* _Material provided_:
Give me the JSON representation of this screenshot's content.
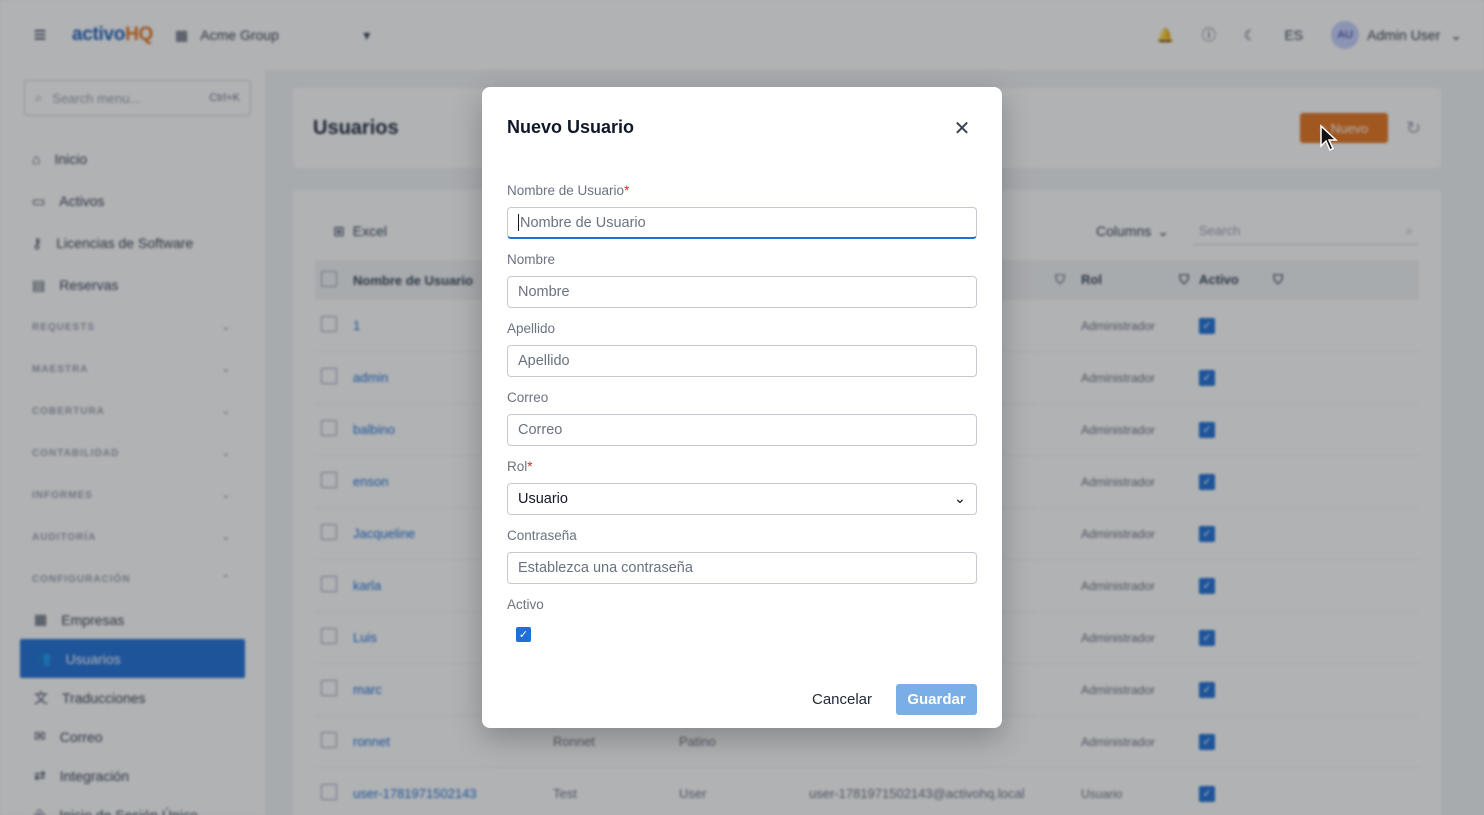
{
  "topbar": {
    "brand_part1": "activo",
    "brand_part2": "HQ",
    "org_name": "Acme Group",
    "lang": "ES",
    "avatar_initials": "AU",
    "user_name": "Admin User"
  },
  "sidebar": {
    "search_placeholder": "Search menu...",
    "search_shortcut": "Ctrl+K",
    "items": [
      {
        "label": "Inicio",
        "icon": "home-icon"
      },
      {
        "label": "Activos",
        "icon": "box-icon"
      },
      {
        "label": "Licencias de Software",
        "icon": "key-icon"
      },
      {
        "label": "Reservas",
        "icon": "calendar-icon"
      }
    ],
    "groups": [
      "REQUESTS",
      "MAESTRA",
      "COBERTURA",
      "CONTABILIDAD",
      "INFORMES",
      "AUDITORÍA",
      "CONFIGURACIÓN"
    ],
    "config_items": [
      {
        "label": "Empresas",
        "icon": "building-icon"
      },
      {
        "label": "Usuarios",
        "icon": "users-icon"
      },
      {
        "label": "Traducciones",
        "icon": "translate-icon"
      },
      {
        "label": "Correo",
        "icon": "mail-icon"
      },
      {
        "label": "Integración",
        "icon": "sync-icon"
      },
      {
        "label": "Inicio de Sesión Único",
        "icon": "login-icon"
      }
    ]
  },
  "page": {
    "title": "Usuarios",
    "new_button": "+ Nuevo"
  },
  "table": {
    "excel_label": "Excel",
    "columns_label": "Columns",
    "search_placeholder": "Search",
    "headers": {
      "user": "Nombre de Usuario",
      "role": "Rol",
      "active": "Activo"
    },
    "rows": [
      {
        "user": "1",
        "name": "",
        "last": "",
        "mail": "",
        "role": "Administrador"
      },
      {
        "user": "admin",
        "name": "",
        "last": "",
        "mail": "",
        "role": "Administrador"
      },
      {
        "user": "balbino",
        "name": "",
        "last": "",
        "mail": "",
        "role": "Administrador"
      },
      {
        "user": "enson",
        "name": "",
        "last": "",
        "mail": "",
        "role": "Administrador"
      },
      {
        "user": "Jacqueline",
        "name": "",
        "last": "",
        "mail": "",
        "role": "Administrador"
      },
      {
        "user": "karla",
        "name": "",
        "last": "",
        "mail": "",
        "role": "Administrador"
      },
      {
        "user": "Luis",
        "name": "",
        "last": "",
        "mail": "",
        "role": "Administrador"
      },
      {
        "user": "marc",
        "name": "",
        "last": "",
        "mail": "",
        "role": "Administrador"
      },
      {
        "user": "ronnet",
        "name": "Ronnet",
        "last": "Patino",
        "mail": "",
        "role": "Administrador"
      },
      {
        "user": "user-1781971502143",
        "name": "Test",
        "last": "User",
        "mail": "user-1781971502143@activohq.local",
        "role": "Usuario"
      }
    ]
  },
  "modal": {
    "title": "Nuevo Usuario",
    "username_label": "Nombre de Usuario",
    "username_placeholder": "Nombre de Usuario",
    "name_label": "Nombre",
    "name_placeholder": "Nombre",
    "lastname_label": "Apellido",
    "lastname_placeholder": "Apellido",
    "email_label": "Correo",
    "email_placeholder": "Correo",
    "role_label": "Rol",
    "role_value": "Usuario",
    "password_label": "Contraseña",
    "password_placeholder": "Establezca una contraseña",
    "active_label": "Activo",
    "active_checked": true,
    "cancel_label": "Cancelar",
    "save_label": "Guardar",
    "required_mark": "*"
  },
  "colors": {
    "primary": "#1f6fd6",
    "accent_orange": "#e8731c",
    "save_disabled": "#7aaee6",
    "required": "#dc2626"
  }
}
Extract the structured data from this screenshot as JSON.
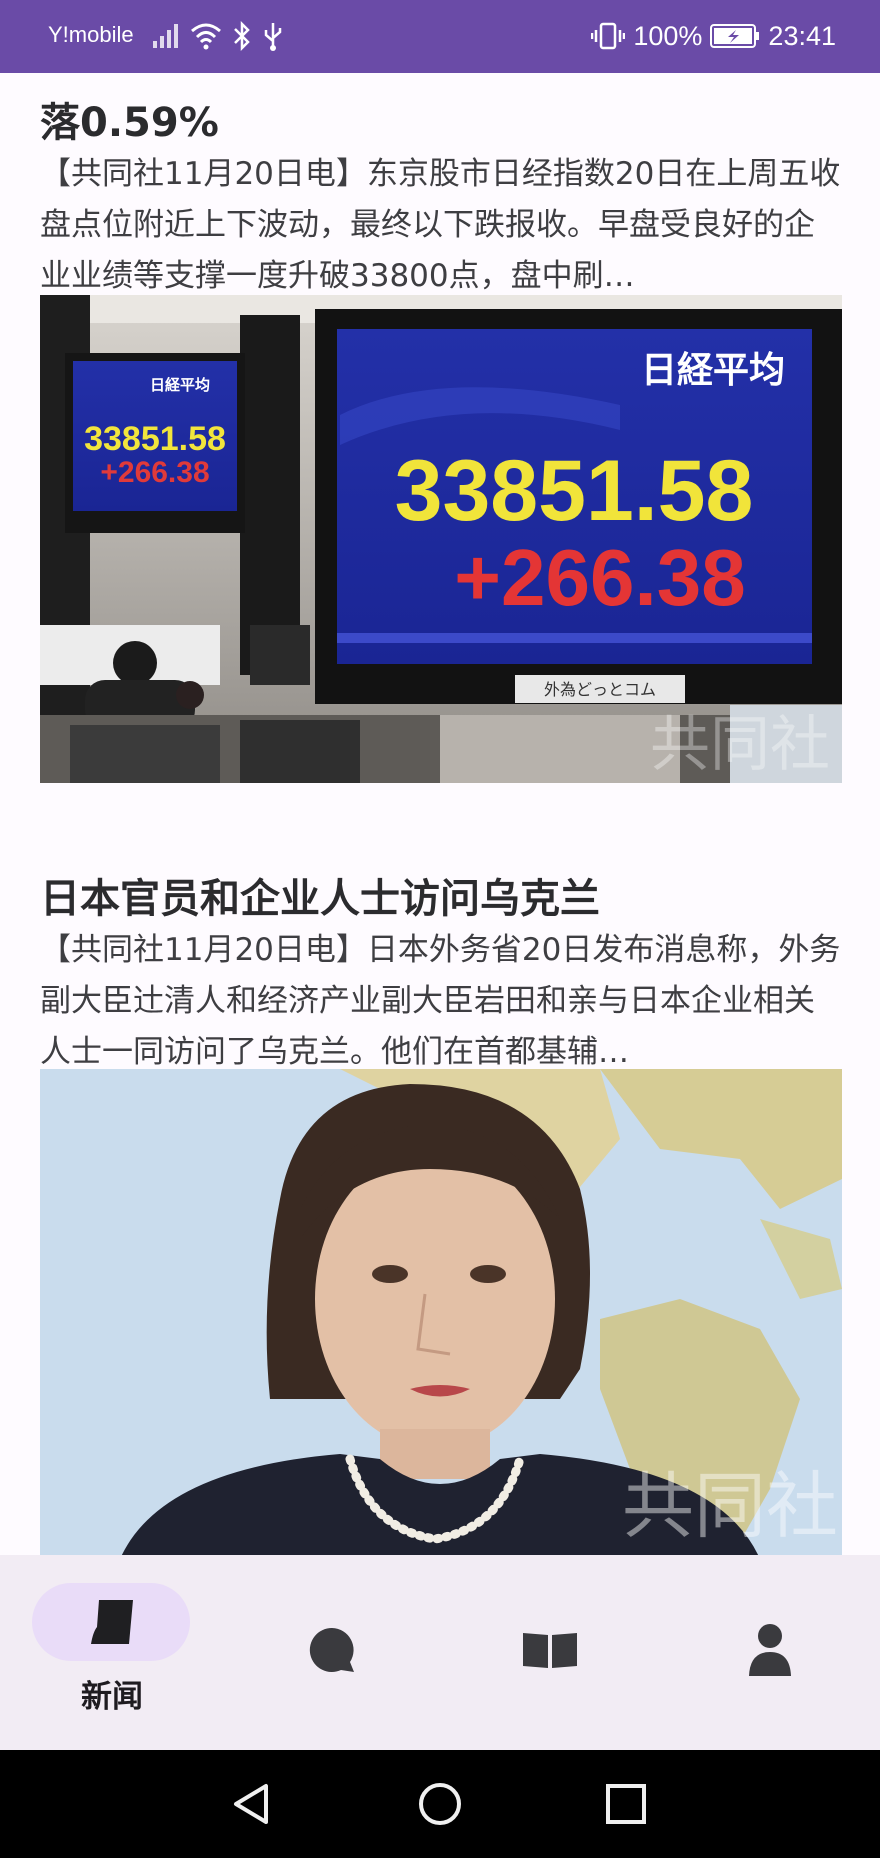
{
  "status_bar": {
    "carrier": "Y!mobile",
    "battery": "100%",
    "time": "23:41",
    "background_color": "#6a4ba7"
  },
  "articles": [
    {
      "title": "落0.59%",
      "body": "【共同社11月20日电】东京股市日经指数20日在上周五收盘点位附近上下波动，最终以下跌报收。早盘受良好的企业业绩等支撑一度升破33800点，盘中刷…",
      "image": {
        "board_title": "日経平均",
        "index_value": "33851.58",
        "change_value": "+266.38",
        "small_board_title": "日経平均",
        "small_index_value": "33851.58",
        "small_change_value": "+266.38",
        "board_footer": "外為どっとコム",
        "watermark": "共同社"
      }
    },
    {
      "title": "日本官员和企业人士访问乌克兰",
      "body": "【共同社11月20日电】日本外务省20日发布消息称，外务副大臣辻清人和经济产业副大臣岩田和亲与日本企业相关人士一同访问了乌克兰。他们在首都基辅…",
      "image": {
        "watermark": "共同社"
      }
    }
  ],
  "bottom_nav": {
    "items": [
      {
        "label": "新闻",
        "icon": "news-icon",
        "selected": true
      },
      {
        "label": "",
        "icon": "chat-icon",
        "selected": false
      },
      {
        "label": "",
        "icon": "book-icon",
        "selected": false
      },
      {
        "label": "",
        "icon": "profile-icon",
        "selected": false
      }
    ],
    "selected_pill_color": "#e9dcf8"
  },
  "system_nav": {
    "icons": [
      "back-icon",
      "home-icon",
      "recents-icon"
    ]
  }
}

* _Set task_:
In your copy, repeat each record exactly and include no pictures.

* _Solution for this task_:
Give me the JSON representation of this screenshot's content.
{
  "topbar": {
    "brand_part1": "activo",
    "brand_part2": "HQ",
    "org_name": "Acme Group",
    "lang": "ES",
    "avatar_initials": "AU",
    "user_name": "Admin User"
  },
  "sidebar": {
    "search_placeholder": "Search menu...",
    "search_shortcut": "Ctrl+K",
    "items": [
      {
        "label": "Inicio",
        "icon": "home-icon"
      },
      {
        "label": "Activos",
        "icon": "box-icon"
      },
      {
        "label": "Licencias de Software",
        "icon": "key-icon"
      },
      {
        "label": "Reservas",
        "icon": "calendar-icon"
      }
    ],
    "groups": [
      "REQUESTS",
      "MAESTRA",
      "COBERTURA",
      "CONTABILIDAD",
      "INFORMES",
      "AUDITORÍA",
      "CONFIGURACIÓN"
    ],
    "config_items": [
      {
        "label": "Empresas",
        "icon": "building-icon"
      },
      {
        "label": "Usuarios",
        "icon": "users-icon"
      },
      {
        "label": "Traducciones",
        "icon": "translate-icon"
      },
      {
        "label": "Correo",
        "icon": "mail-icon"
      },
      {
        "label": "Integración",
        "icon": "sync-icon"
      },
      {
        "label": "Inicio de Sesión Único",
        "icon": "login-icon"
      }
    ]
  },
  "page": {
    "title": "Usuarios",
    "new_button": "+ Nuevo"
  },
  "table": {
    "excel_label": "Excel",
    "columns_label": "Columns",
    "search_placeholder": "Search",
    "headers": {
      "user": "Nombre de Usuario",
      "role": "Rol",
      "active": "Activo"
    },
    "rows": [
      {
        "user": "1",
        "name": "",
        "last": "",
        "mail": "",
        "role": "Administrador"
      },
      {
        "user": "admin",
        "name": "",
        "last": "",
        "mail": "",
        "role": "Administrador"
      },
      {
        "user": "balbino",
        "name": "",
        "last": "",
        "mail": "",
        "role": "Administrador"
      },
      {
        "user": "enson",
        "name": "",
        "last": "",
        "mail": "",
        "role": "Administrador"
      },
      {
        "user": "Jacqueline",
        "name": "",
        "last": "",
        "mail": "",
        "role": "Administrador"
      },
      {
        "user": "karla",
        "name": "",
        "last": "",
        "mail": "",
        "role": "Administrador"
      },
      {
        "user": "Luis",
        "name": "",
        "last": "",
        "mail": "",
        "role": "Administrador"
      },
      {
        "user": "marc",
        "name": "",
        "last": "",
        "mail": "",
        "role": "Administrador"
      },
      {
        "user": "ronnet",
        "name": "Ronnet",
        "last": "Patino",
        "mail": "",
        "role": "Administrador"
      },
      {
        "user": "user-1781971502143",
        "name": "Test",
        "last": "User",
        "mail": "user-1781971502143@activohq.local",
        "role": "Usuario"
      }
    ]
  },
  "modal": {
    "title": "Nuevo Usuario",
    "username_label": "Nombre de Usuario",
    "username_placeholder": "Nombre de Usuario",
    "name_label": "Nombre",
    "name_placeholder": "Nombre",
    "lastname_label": "Apellido",
    "lastname_placeholder": "Apellido",
    "email_label": "Correo",
    "email_placeholder": "Correo",
    "role_label": "Rol",
    "role_value": "Usuario",
    "password_label": "Contraseña",
    "password_placeholder": "Establezca una contraseña",
    "active_label": "Activo",
    "active_checked": true,
    "cancel_label": "Cancelar",
    "save_label": "Guardar",
    "required_mark": "*"
  },
  "colors": {
    "primary": "#1f6fd6",
    "accent_orange": "#e8731c",
    "save_disabled": "#7aaee6",
    "required": "#dc2626"
  }
}
Extract the structured data from this screenshot as JSON.
{
  "status_bar": {
    "carrier": "Y!mobile",
    "battery": "100%",
    "time": "23:41",
    "background_color": "#6a4ba7"
  },
  "articles": [
    {
      "title": "落0.59%",
      "body": "【共同社11月20日电】东京股市日经指数20日在上周五收盘点位附近上下波动，最终以下跌报收。早盘受良好的企业业绩等支撑一度升破33800点，盘中刷…",
      "image": {
        "board_title": "日経平均",
        "index_value": "33851.58",
        "change_value": "+266.38",
        "small_board_title": "日経平均",
        "small_index_value": "33851.58",
        "small_change_value": "+266.38",
        "board_footer": "外為どっとコム",
        "watermark": "共同社"
      }
    },
    {
      "title": "日本官员和企业人士访问乌克兰",
      "body": "【共同社11月20日电】日本外务省20日发布消息称，外务副大臣辻清人和经济产业副大臣岩田和亲与日本企业相关人士一同访问了乌克兰。他们在首都基辅…",
      "image": {
        "watermark": "共同社"
      }
    }
  ],
  "bottom_nav": {
    "items": [
      {
        "label": "新闻",
        "icon": "news-icon",
        "selected": true
      },
      {
        "label": "",
        "icon": "chat-icon",
        "selected": false
      },
      {
        "label": "",
        "icon": "book-icon",
        "selected": false
      },
      {
        "label": "",
        "icon": "profile-icon",
        "selected": false
      }
    ],
    "selected_pill_color": "#e9dcf8"
  },
  "system_nav": {
    "icons": [
      "back-icon",
      "home-icon",
      "recents-icon"
    ]
  }
}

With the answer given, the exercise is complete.